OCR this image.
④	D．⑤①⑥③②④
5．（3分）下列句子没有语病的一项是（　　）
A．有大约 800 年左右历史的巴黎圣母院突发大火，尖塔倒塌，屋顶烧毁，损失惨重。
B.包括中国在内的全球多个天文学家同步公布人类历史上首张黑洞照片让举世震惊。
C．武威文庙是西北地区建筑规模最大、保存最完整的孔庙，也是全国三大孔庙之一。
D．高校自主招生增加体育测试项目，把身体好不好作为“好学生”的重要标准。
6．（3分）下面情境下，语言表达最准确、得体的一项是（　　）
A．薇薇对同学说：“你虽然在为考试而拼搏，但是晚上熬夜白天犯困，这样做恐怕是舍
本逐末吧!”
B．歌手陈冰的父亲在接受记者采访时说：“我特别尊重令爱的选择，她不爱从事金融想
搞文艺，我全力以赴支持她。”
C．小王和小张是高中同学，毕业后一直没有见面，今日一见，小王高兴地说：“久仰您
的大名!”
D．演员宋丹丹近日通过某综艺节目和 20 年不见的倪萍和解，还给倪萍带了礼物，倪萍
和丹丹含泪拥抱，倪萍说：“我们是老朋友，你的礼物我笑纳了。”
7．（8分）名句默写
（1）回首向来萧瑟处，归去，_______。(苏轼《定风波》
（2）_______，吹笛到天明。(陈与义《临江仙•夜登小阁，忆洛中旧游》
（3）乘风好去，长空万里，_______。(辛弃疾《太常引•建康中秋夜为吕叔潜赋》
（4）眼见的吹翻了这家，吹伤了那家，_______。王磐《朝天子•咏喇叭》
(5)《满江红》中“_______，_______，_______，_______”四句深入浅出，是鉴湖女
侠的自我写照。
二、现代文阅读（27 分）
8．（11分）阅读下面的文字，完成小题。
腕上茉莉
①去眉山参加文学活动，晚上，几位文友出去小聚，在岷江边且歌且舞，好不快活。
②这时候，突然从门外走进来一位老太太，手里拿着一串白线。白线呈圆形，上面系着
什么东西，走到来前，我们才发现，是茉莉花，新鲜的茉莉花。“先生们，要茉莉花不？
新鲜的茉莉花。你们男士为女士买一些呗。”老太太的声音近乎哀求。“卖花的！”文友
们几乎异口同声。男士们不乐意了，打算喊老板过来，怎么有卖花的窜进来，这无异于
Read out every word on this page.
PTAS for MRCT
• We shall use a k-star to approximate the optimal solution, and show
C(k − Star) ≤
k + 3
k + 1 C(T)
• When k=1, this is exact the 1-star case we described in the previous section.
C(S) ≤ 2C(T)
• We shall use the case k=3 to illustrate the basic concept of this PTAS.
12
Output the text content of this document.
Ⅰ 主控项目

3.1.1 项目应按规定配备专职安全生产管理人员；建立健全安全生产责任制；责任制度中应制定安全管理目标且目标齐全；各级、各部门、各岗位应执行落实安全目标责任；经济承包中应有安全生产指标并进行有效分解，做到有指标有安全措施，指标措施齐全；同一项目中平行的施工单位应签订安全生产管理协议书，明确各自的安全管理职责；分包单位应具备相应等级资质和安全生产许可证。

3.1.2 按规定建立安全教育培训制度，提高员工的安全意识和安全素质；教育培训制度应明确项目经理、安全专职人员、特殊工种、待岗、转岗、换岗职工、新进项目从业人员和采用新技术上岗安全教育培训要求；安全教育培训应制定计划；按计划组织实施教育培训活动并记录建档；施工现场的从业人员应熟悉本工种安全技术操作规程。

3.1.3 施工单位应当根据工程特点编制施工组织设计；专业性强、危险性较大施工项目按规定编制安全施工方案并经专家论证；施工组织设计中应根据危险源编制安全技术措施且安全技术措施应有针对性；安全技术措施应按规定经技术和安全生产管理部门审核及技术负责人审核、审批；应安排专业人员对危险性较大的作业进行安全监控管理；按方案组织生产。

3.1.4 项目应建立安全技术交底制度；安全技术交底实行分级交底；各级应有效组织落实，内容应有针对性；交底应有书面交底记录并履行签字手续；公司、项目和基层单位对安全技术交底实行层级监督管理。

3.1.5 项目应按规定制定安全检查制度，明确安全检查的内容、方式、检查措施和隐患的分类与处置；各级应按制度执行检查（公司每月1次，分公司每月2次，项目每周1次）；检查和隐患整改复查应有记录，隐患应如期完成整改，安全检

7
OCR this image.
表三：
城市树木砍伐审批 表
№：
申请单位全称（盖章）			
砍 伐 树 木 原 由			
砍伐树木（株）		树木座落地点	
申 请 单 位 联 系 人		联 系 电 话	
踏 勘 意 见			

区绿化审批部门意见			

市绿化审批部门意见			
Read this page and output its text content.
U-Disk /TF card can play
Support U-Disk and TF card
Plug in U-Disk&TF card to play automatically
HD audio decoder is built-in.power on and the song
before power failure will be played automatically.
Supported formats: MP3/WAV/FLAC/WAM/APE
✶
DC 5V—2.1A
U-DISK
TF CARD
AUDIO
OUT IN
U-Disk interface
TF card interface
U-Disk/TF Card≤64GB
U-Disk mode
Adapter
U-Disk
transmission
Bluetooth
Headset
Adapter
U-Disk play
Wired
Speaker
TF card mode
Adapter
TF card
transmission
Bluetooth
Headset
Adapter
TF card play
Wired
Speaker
◆ ◆ ◆ ◆ ◆
§ **Problem**: Copy each line above containing the string "text".

§ **The response**:
Output the text content of this document.
Read this page and output its text content.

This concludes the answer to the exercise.